_TASK DETAILS_. Copy the full set of lines exactly as given.
——
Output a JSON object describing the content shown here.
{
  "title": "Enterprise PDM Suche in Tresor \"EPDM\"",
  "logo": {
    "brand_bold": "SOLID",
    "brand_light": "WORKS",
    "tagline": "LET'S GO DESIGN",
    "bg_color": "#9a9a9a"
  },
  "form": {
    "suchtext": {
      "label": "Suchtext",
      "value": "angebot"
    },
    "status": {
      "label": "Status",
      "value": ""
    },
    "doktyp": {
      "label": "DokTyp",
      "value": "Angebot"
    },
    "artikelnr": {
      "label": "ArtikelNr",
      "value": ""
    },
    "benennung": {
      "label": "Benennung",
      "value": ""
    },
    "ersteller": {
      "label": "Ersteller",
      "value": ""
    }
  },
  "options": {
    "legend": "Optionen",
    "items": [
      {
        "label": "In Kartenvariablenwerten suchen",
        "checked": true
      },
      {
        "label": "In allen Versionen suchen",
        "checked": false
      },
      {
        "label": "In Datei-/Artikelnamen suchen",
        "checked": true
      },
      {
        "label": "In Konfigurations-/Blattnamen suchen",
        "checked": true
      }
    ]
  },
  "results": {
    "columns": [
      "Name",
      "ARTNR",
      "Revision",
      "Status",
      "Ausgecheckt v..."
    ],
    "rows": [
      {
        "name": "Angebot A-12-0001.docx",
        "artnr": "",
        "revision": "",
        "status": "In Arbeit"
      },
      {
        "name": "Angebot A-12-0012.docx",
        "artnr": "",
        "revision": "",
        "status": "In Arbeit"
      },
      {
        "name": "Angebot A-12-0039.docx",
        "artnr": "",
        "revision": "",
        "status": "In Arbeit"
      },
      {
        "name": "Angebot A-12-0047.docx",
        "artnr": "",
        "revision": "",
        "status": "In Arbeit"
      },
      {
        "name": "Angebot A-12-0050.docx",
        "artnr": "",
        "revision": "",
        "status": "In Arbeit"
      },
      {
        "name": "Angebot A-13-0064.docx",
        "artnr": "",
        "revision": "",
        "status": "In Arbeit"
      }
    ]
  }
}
——
_WRITTEN SOLUTION_.
Output a JSON object describing the content shown here.
{
  "title": "Enterprise PDM Suche in Tresor \"EPDM\"",
  "logo": {
    "brand_bold": "SOLID",
    "brand_light": "WORKS",
    "tagline": "LET'S GO DESIGN",
    "bg_color": "#9a9a9a"
  },
  "form": {
    "suchtext": {
      "label": "Suchtext",
      "value": "angebot"
    },
    "status": {
      "label": "Status",
      "value": ""
    },
    "doktyp": {
      "label": "DokTyp",
      "value": "Angebot"
    },
    "artikelnr": {
      "label": "ArtikelNr",
      "value": ""
    },
    "benennung": {
      "label": "Benennung",
      "value": ""
    },
    "ersteller": {
      "label": "Ersteller",
      "value": ""
    }
  },
  "options": {
    "legend": "Optionen",
    "items": [
      {
        "label": "In Kartenvariablenwerten suchen",
        "checked": true
      },
      {
        "label": "In allen Versionen suchen",
        "checked": false
      },
      {
        "label": "In Datei-/Artikelnamen suchen",
        "checked": true
      },
      {
        "label": "In Konfigurations-/Blattnamen suchen",
        "checked": true
      }
    ]
  },
  "results": {
    "columns": [
      "Name",
      "ARTNR",
      "Revision",
      "Status",
      "Ausgecheckt v..."
    ],
    "rows": [
      {
        "name": "Angebot A-12-0001.docx",
        "artnr": "",
        "revision": "",
        "status": "In Arbeit"
      },
      {
        "name": "Angebot A-12-0012.docx",
        "artnr": "",
        "revision": "",
        "status": "In Arbeit"
      },
      {
        "name": "Angebot A-12-0039.docx",
        "artnr": "",
        "revision": "",
        "status": "In Arbeit"
      },
      {
        "name": "Angebot A-12-0047.docx",
        "artnr": "",
        "revision": "",
        "status": "In Arbeit"
      },
      {
        "name": "Angebot A-12-0050.docx",
        "artnr": "",
        "revision": "",
        "status": "In Arbeit"
      },
      {
        "name": "Angebot A-13-0064.docx",
        "artnr": "",
        "revision": "",
        "status": "In Arbeit"
      }
    ]
  }
}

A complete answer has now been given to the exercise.